Try it: Reproduce the data in its entirety, exactly as written.
↓
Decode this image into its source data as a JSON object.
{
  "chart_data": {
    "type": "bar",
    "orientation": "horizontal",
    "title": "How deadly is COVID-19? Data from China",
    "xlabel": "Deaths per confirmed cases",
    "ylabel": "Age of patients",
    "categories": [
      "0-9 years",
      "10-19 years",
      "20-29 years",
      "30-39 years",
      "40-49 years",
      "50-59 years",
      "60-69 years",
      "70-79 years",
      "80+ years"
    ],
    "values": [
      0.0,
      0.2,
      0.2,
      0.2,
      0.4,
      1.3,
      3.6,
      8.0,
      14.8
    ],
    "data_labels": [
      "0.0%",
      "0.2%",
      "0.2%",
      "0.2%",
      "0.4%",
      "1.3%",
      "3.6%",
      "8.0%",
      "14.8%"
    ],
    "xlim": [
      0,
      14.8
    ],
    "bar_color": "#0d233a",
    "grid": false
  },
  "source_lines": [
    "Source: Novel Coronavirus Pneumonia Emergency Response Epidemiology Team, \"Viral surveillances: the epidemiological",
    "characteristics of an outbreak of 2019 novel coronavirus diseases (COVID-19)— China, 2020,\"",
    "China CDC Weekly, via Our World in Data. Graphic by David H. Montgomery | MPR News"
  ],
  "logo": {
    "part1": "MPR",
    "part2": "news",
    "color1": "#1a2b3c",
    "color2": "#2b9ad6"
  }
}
↑
Exercise solution:
Decode this image into its source data as a JSON object.
{
  "chart_data": {
    "type": "bar",
    "orientation": "horizontal",
    "title": "How deadly is COVID-19? Data from China",
    "xlabel": "Deaths per confirmed cases",
    "ylabel": "Age of patients",
    "categories": [
      "0-9 years",
      "10-19 years",
      "20-29 years",
      "30-39 years",
      "40-49 years",
      "50-59 years",
      "60-69 years",
      "70-79 years",
      "80+ years"
    ],
    "values": [
      0.0,
      0.2,
      0.2,
      0.2,
      0.4,
      1.3,
      3.6,
      8.0,
      14.8
    ],
    "data_labels": [
      "0.0%",
      "0.2%",
      "0.2%",
      "0.2%",
      "0.4%",
      "1.3%",
      "3.6%",
      "8.0%",
      "14.8%"
    ],
    "xlim": [
      0,
      14.8
    ],
    "bar_color": "#0d233a",
    "grid": false
  },
  "source_lines": [
    "Source: Novel Coronavirus Pneumonia Emergency Response Epidemiology Team, \"Viral surveillances: the epidemiological",
    "characteristics of an outbreak of 2019 novel coronavirus diseases (COVID-19)— China, 2020,\"",
    "China CDC Weekly, via Our World in Data. Graphic by David H. Montgomery | MPR News"
  ],
  "logo": {
    "part1": "MPR",
    "part2": "news",
    "color1": "#1a2b3c",
    "color2": "#2b9ad6"
  }
}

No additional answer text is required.